Short problem → Every entry below must be repeated exactly; skip the pictures.

>> begin

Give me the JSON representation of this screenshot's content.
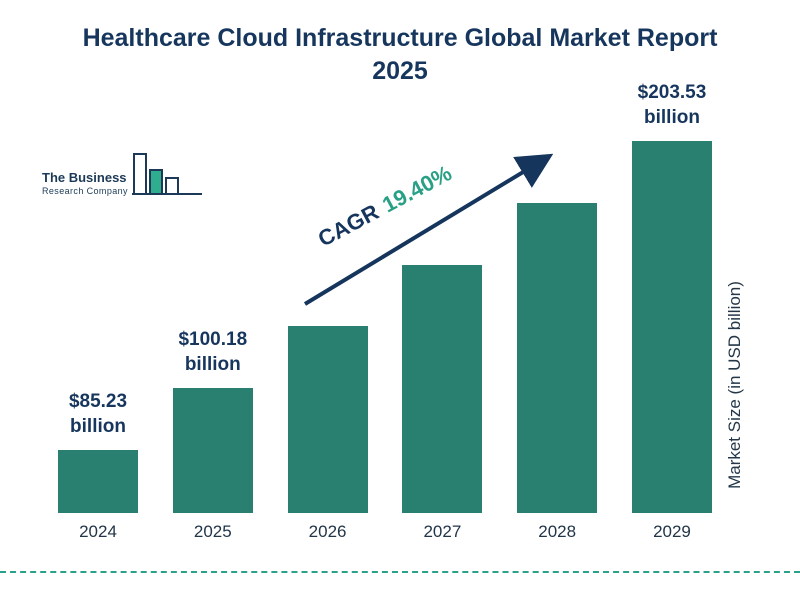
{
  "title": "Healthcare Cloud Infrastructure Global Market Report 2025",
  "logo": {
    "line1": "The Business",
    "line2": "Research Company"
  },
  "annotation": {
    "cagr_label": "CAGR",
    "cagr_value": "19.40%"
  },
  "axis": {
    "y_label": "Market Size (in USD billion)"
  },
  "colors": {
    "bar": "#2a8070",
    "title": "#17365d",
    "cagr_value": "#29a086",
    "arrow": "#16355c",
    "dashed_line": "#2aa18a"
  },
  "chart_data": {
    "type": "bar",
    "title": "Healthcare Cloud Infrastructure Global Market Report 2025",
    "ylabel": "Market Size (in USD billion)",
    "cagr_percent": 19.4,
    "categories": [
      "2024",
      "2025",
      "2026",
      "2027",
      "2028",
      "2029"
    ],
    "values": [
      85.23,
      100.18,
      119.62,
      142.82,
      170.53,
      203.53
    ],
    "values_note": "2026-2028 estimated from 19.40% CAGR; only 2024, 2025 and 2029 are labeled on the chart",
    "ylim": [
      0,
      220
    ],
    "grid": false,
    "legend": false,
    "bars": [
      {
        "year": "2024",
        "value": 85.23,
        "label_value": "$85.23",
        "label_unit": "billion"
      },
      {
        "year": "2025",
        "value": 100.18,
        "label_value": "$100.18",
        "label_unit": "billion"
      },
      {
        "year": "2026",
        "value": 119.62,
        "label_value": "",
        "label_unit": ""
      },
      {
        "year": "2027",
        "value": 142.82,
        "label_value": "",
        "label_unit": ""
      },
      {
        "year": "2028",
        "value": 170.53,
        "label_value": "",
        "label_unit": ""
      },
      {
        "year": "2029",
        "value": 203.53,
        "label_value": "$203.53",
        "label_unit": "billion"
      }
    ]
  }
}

>> end

Solution for this exercise →
Give me the JSON representation of this screenshot's content.
{
  "title": "Healthcare Cloud Infrastructure Global Market Report 2025",
  "logo": {
    "line1": "The Business",
    "line2": "Research Company"
  },
  "annotation": {
    "cagr_label": "CAGR",
    "cagr_value": "19.40%"
  },
  "axis": {
    "y_label": "Market Size (in USD billion)"
  },
  "colors": {
    "bar": "#2a8070",
    "title": "#17365d",
    "cagr_value": "#29a086",
    "arrow": "#16355c",
    "dashed_line": "#2aa18a"
  },
  "chart_data": {
    "type": "bar",
    "title": "Healthcare Cloud Infrastructure Global Market Report 2025",
    "ylabel": "Market Size (in USD billion)",
    "cagr_percent": 19.4,
    "categories": [
      "2024",
      "2025",
      "2026",
      "2027",
      "2028",
      "2029"
    ],
    "values": [
      85.23,
      100.18,
      119.62,
      142.82,
      170.53,
      203.53
    ],
    "values_note": "2026-2028 estimated from 19.40% CAGR; only 2024, 2025 and 2029 are labeled on the chart",
    "ylim": [
      0,
      220
    ],
    "grid": false,
    "legend": false,
    "bars": [
      {
        "year": "2024",
        "value": 85.23,
        "label_value": "$85.23",
        "label_unit": "billion"
      },
      {
        "year": "2025",
        "value": 100.18,
        "label_value": "$100.18",
        "label_unit": "billion"
      },
      {
        "year": "2026",
        "value": 119.62,
        "label_value": "",
        "label_unit": ""
      },
      {
        "year": "2027",
        "value": 142.82,
        "label_value": "",
        "label_unit": ""
      },
      {
        "year": "2028",
        "value": 170.53,
        "label_value": "",
        "label_unit": ""
      },
      {
        "year": "2029",
        "value": 203.53,
        "label_value": "$203.53",
        "label_unit": "billion"
      }
    ]
  }
}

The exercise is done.